(Dataset items)
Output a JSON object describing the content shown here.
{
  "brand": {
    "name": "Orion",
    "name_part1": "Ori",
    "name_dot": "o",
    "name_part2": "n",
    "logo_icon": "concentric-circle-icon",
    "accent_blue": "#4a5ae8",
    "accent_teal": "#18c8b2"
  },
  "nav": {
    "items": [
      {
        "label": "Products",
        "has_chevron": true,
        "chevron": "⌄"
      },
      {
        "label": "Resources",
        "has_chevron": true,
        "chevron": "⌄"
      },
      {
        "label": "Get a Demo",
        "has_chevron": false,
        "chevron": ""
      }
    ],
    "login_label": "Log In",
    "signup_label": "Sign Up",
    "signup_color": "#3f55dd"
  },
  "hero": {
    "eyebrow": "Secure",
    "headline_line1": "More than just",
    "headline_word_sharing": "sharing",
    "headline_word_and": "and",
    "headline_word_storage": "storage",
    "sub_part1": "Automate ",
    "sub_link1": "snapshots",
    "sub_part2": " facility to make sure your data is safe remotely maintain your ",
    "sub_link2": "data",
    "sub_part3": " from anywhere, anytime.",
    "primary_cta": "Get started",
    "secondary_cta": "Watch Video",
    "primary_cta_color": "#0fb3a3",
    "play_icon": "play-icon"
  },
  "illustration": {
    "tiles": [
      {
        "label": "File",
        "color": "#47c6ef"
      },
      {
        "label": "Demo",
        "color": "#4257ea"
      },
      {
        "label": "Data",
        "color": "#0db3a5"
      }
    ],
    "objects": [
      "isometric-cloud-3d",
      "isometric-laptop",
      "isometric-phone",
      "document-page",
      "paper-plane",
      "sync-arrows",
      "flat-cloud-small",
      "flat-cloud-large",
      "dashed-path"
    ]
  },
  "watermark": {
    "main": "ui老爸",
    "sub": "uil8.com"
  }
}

## Work required:
Output the listing above word for word.

## Answer to this task:
Output a JSON object describing the content shown here.
{
  "brand": {
    "name": "Orion",
    "name_part1": "Ori",
    "name_dot": "o",
    "name_part2": "n",
    "logo_icon": "concentric-circle-icon",
    "accent_blue": "#4a5ae8",
    "accent_teal": "#18c8b2"
  },
  "nav": {
    "items": [
      {
        "label": "Products",
        "has_chevron": true,
        "chevron": "⌄"
      },
      {
        "label": "Resources",
        "has_chevron": true,
        "chevron": "⌄"
      },
      {
        "label": "Get a Demo",
        "has_chevron": false,
        "chevron": ""
      }
    ],
    "login_label": "Log In",
    "signup_label": "Sign Up",
    "signup_color": "#3f55dd"
  },
  "hero": {
    "eyebrow": "Secure",
    "headline_line1": "More than just",
    "headline_word_sharing": "sharing",
    "headline_word_and": "and",
    "headline_word_storage": "storage",
    "sub_part1": "Automate ",
    "sub_link1": "snapshots",
    "sub_part2": " facility to make sure your data is safe remotely maintain your ",
    "sub_link2": "data",
    "sub_part3": " from anywhere, anytime.",
    "primary_cta": "Get started",
    "secondary_cta": "Watch Video",
    "primary_cta_color": "#0fb3a3",
    "play_icon": "play-icon"
  },
  "illustration": {
    "tiles": [
      {
        "label": "File",
        "color": "#47c6ef"
      },
      {
        "label": "Demo",
        "color": "#4257ea"
      },
      {
        "label": "Data",
        "color": "#0db3a5"
      }
    ],
    "objects": [
      "isometric-cloud-3d",
      "isometric-laptop",
      "isometric-phone",
      "document-page",
      "paper-plane",
      "sync-arrows",
      "flat-cloud-small",
      "flat-cloud-large",
      "dashed-path"
    ]
  },
  "watermark": {
    "main": "ui老爸",
    "sub": "uil8.com"
  }
}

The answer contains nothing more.